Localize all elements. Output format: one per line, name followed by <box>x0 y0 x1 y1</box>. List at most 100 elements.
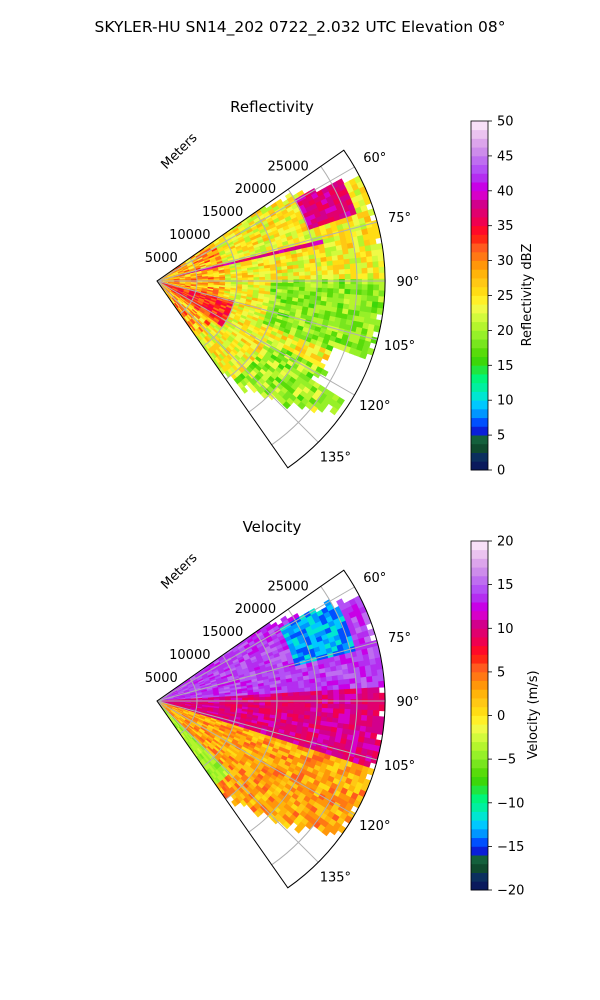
field-cell <box>333 703 340 710</box>
field-cell <box>367 289 374 297</box>
field-cell <box>293 283 300 288</box>
field-cell <box>378 266 386 274</box>
azimuth-tick-label: 120° <box>359 819 390 834</box>
field-cell <box>333 269 340 276</box>
field-cell <box>293 691 300 697</box>
field-cell <box>253 697 260 701</box>
field-cell <box>373 284 380 292</box>
field-cell <box>360 676 368 684</box>
colorbar-tick-label: 50 <box>497 115 514 130</box>
field-cell <box>366 715 374 723</box>
field-cell <box>344 683 351 690</box>
field-cell <box>270 693 277 698</box>
field-cell <box>367 704 374 711</box>
field-cell <box>338 684 346 691</box>
field-cell <box>293 703 300 708</box>
field-cell <box>321 353 330 361</box>
colorbar-tick-label: 40 <box>497 184 514 199</box>
colorbar-tick-label: −20 <box>497 884 524 899</box>
field-cell <box>309 686 317 692</box>
field-cell <box>338 708 346 715</box>
field-cell <box>321 703 329 709</box>
field-cell <box>344 698 352 705</box>
azimuth-tick-label: 90° <box>396 275 419 290</box>
colorbar-swatch <box>471 190 488 200</box>
field-cell <box>276 699 283 704</box>
field-cell <box>281 692 289 697</box>
field-cell <box>350 698 357 705</box>
field-cell <box>344 273 352 280</box>
field-cell <box>326 680 334 687</box>
colorbar-swatch <box>471 593 488 603</box>
range-tick-label: 20000 <box>235 602 276 617</box>
colorbar-swatch <box>471 129 488 139</box>
field-cell <box>378 284 386 292</box>
field-cell <box>321 274 329 280</box>
field-cell <box>373 692 380 700</box>
field-cell <box>349 714 357 721</box>
colorbar-swatch <box>471 663 488 673</box>
field-cell <box>349 263 357 270</box>
field-cell <box>310 703 317 709</box>
field-cell <box>299 699 306 704</box>
field-cell <box>310 699 317 705</box>
field-cell <box>281 689 289 694</box>
velocity-colorbar: −20 −15 −10 −5 0 5 10 15 20 <box>470 535 524 899</box>
field-cell <box>343 713 351 720</box>
azimuth-tick-label: 105° <box>384 339 415 354</box>
colorbar-swatch <box>471 155 488 166</box>
field-cell <box>349 294 357 301</box>
colorbar-tick-label: 15 <box>497 578 514 593</box>
field-cell <box>326 685 334 691</box>
colorbar-swatch <box>471 312 488 323</box>
field-cell <box>317 404 326 413</box>
field-cell <box>310 283 317 289</box>
colorbar-tick-label: 5 <box>497 665 505 680</box>
colorbar-swatch <box>471 724 488 734</box>
field-cell <box>338 293 345 300</box>
field-cell <box>321 690 329 696</box>
field-cell <box>360 256 368 264</box>
field-cell <box>349 289 357 296</box>
field-cell <box>370 243 378 252</box>
field-cell <box>331 675 339 682</box>
field-cell <box>320 681 328 687</box>
field-cell <box>367 273 374 280</box>
colorbar-swatch <box>471 575 488 586</box>
field-cell <box>361 289 369 297</box>
colorbar-tick-label: 30 <box>497 254 514 269</box>
field-cell <box>343 293 351 300</box>
field-cell <box>332 288 340 295</box>
field-cell <box>282 699 289 704</box>
field-cell <box>287 695 295 701</box>
field-cell <box>304 283 312 289</box>
colorbar-swatch <box>471 610 488 620</box>
field-cell <box>310 270 317 276</box>
colorbar-tick-label: −15 <box>497 840 524 855</box>
range-tick-label: 10000 <box>169 228 210 243</box>
field-cell <box>338 694 346 700</box>
field-cell <box>259 696 266 701</box>
field-cell <box>344 263 351 270</box>
field-cell <box>377 254 385 262</box>
reflectivity-range-axis-label: Meters <box>159 130 201 172</box>
field-cell <box>367 687 374 694</box>
colorbar-swatch <box>471 715 488 725</box>
field-cell <box>348 252 356 260</box>
field-cell <box>372 261 380 269</box>
field-cell <box>349 258 357 265</box>
field-cell <box>327 283 335 290</box>
field-cell <box>332 264 340 271</box>
field-cell <box>372 295 380 303</box>
colorbar-swatch <box>471 741 488 751</box>
colorbar-swatch <box>471 295 488 305</box>
field-cell <box>344 693 352 700</box>
field-cell <box>281 282 289 288</box>
colorbar-tick-label: 0 <box>497 464 505 479</box>
colorbar-tick-label: 45 <box>497 149 514 164</box>
range-tick-label: 5000 <box>145 671 178 686</box>
field-cell <box>327 288 334 294</box>
field-cell <box>372 267 380 274</box>
field-cell <box>321 270 329 276</box>
colorbar-swatch <box>471 347 488 357</box>
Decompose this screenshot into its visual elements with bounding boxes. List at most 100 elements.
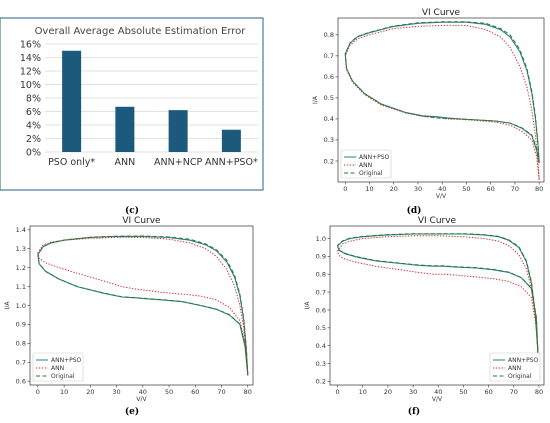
bar-y-tick-label: 10% <box>20 80 41 91</box>
x-tick-label: 10 <box>359 388 367 396</box>
y-tick-label: 0.5 <box>316 324 326 332</box>
y-tick-label: 0.3 <box>316 360 326 368</box>
vi-chart-title: VI Curve <box>418 216 457 226</box>
vi-curve-panel-e: VI Curve 0 10 20 30 40 50 60 70 80 0.6 0.7 0.8 0.9 1.0… <box>4 216 254 403</box>
y-tick-label: 0.8 <box>16 340 26 348</box>
vi-chart-title: VI Curve <box>122 216 161 226</box>
x-tick-label: 10 <box>60 388 68 396</box>
x-tick-label: 80 <box>535 185 543 193</box>
series-line <box>37 236 249 374</box>
x-tick-label: 0 <box>36 388 40 396</box>
legend-entry: ANN+PSO <box>359 154 390 161</box>
x-tick-label: 30 <box>414 185 422 193</box>
bar-y-tick-label: 6% <box>26 107 41 118</box>
y-tick-label: 0.3 <box>324 136 334 144</box>
bar-y-tick-label: 0% <box>26 148 41 159</box>
plot-frame <box>329 225 545 386</box>
legend-entry: Original <box>508 373 532 380</box>
y-axis-label: I/A <box>4 301 11 310</box>
plot-frame <box>337 17 545 183</box>
series-line <box>37 235 249 376</box>
series-line <box>337 233 540 378</box>
vi-chart-title: VI Curve <box>422 8 461 18</box>
bar <box>168 110 188 152</box>
bar-y-tick-label: 16% <box>20 40 41 51</box>
bar-y-tick-label: 4% <box>26 121 41 132</box>
bar-y-tick-label: 14% <box>20 53 41 64</box>
y-tick-label: 0.6 <box>324 73 334 81</box>
legend-entry: ANN+PSO <box>51 357 82 364</box>
y-tick-label: 0.2 <box>316 378 326 386</box>
bar-x-tick-label: PSO only* <box>48 157 95 168</box>
y-tick-label: 0.8 <box>324 31 334 39</box>
x-axis-label: V/V <box>436 193 447 200</box>
x-tick-label: 20 <box>384 388 392 396</box>
bar-chart-title: Overall Average Absolute Estimation Erro… <box>35 26 247 37</box>
legend-entry: Original <box>359 170 383 177</box>
x-tick-label: 40 <box>139 388 147 396</box>
x-tick-label: 80 <box>535 388 543 396</box>
y-tick-label: 0.5 <box>324 94 334 102</box>
bar-chart-bars <box>62 50 241 152</box>
vi-curve-panel-f: VI Curve 0 10 20 30 40 50 60 70 80 0.2 0.3 0.4 0.5 0.6… <box>304 216 545 403</box>
y-tick-label: 0.9 <box>16 321 26 329</box>
bar-x-tick-label: ANN <box>115 157 136 168</box>
bar-chart-y-ticks: 0% 2% 4% 6% 8% 10% 12% 14% 16% <box>20 40 41 159</box>
x-tick-label: 40 <box>438 185 446 193</box>
x-tick-label: 40 <box>434 388 442 396</box>
y-tick-label: 1.0 <box>316 235 326 243</box>
x-tick-label: 70 <box>217 388 225 396</box>
legend-entry: ANN <box>359 162 372 169</box>
legend-entry: Original <box>51 373 75 380</box>
bar-x-tick-label: ANN+NCP <box>154 157 202 168</box>
x-tick-label: 50 <box>462 185 470 193</box>
bar <box>115 106 135 152</box>
x-tick-label: 60 <box>487 185 495 193</box>
x-tick-label: 50 <box>459 388 467 396</box>
panel-label-c: (c) <box>125 205 139 216</box>
legend-entry: ANN+PSO <box>508 357 539 364</box>
series-line <box>344 21 540 164</box>
y-tick-label: 0.9 <box>316 253 326 261</box>
x-tick-label: 60 <box>484 388 492 396</box>
y-tick-label: 0.7 <box>16 359 26 367</box>
y-tick-label: 0.7 <box>324 52 334 60</box>
y-tick-label: 0.2 <box>324 157 334 165</box>
y-tick-label: 1.3 <box>16 245 26 253</box>
x-tick-label: 30 <box>409 388 417 396</box>
y-tick-label: 1.0 <box>16 302 26 310</box>
y-tick-label: 0.4 <box>316 342 326 350</box>
x-tick-label: 20 <box>390 185 398 193</box>
y-tick-label: 0.4 <box>324 115 334 123</box>
bar-y-tick-label: 8% <box>26 94 41 105</box>
y-tick-label: 1.4 <box>16 226 26 234</box>
bar-y-tick-label: 2% <box>26 134 41 145</box>
bar-y-tick-label: 12% <box>20 67 41 78</box>
y-tick-label: 0.7 <box>316 288 326 296</box>
series-line <box>337 235 540 373</box>
y-axis-label: I/A <box>304 301 311 310</box>
x-tick-label: 60 <box>191 388 199 396</box>
x-tick-label: 70 <box>510 388 518 396</box>
legend-entry: ANN <box>508 365 521 372</box>
vi-curve-panel-d: VI Curve 0 10 20 30 40 50 60 70 80 0.2 0.3 0.4 0.5 0.6… <box>312 8 545 200</box>
x-axis-label: V/V <box>136 396 147 403</box>
panel-label-f: (f) <box>408 406 420 417</box>
x-tick-label: 20 <box>86 388 94 396</box>
y-tick-label: 0.6 <box>316 306 326 314</box>
x-tick-label: 0 <box>343 185 347 193</box>
bar <box>221 129 241 152</box>
bar <box>62 50 82 152</box>
bar-chart-frame <box>0 17 264 191</box>
x-tick-label: 10 <box>365 185 373 193</box>
x-axis-label: V/V <box>432 396 443 403</box>
bar-chart-x-ticks: PSO only* ANN ANN+NCP ANN+PSO* <box>48 157 258 168</box>
x-tick-label: 30 <box>112 388 120 396</box>
panel-label-d: (d) <box>407 205 422 216</box>
y-tick-label: 1.1 <box>16 283 26 291</box>
bar-chart-panel: Overall Average Absolute Estimation Erro… <box>0 17 264 191</box>
x-tick-label: 80 <box>244 388 252 396</box>
y-tick-label: 0.6 <box>16 378 26 386</box>
y-axis-label: I/A <box>312 95 319 104</box>
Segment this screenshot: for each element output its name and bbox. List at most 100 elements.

** EXERCISE DIRECTIONS **
Reproduce the lines exactly as they appear, starting with the line containing "bar-y-tick-label: 10% <box>20 80 41 91</box>" and going on through the line containing "vi-chart-title: VI Curve <box>418".

** EXERCISE RESULT **
bar-y-tick-label: 10% <box>20 80 41 91</box>
x-tick-label: 10 <box>359 388 367 396</box>
y-tick-label: 0.5 <box>316 324 326 332</box>
y-tick-label: 0.3 <box>316 360 326 368</box>
vi-chart-title: VI Curve <box>418 216 457 226</box>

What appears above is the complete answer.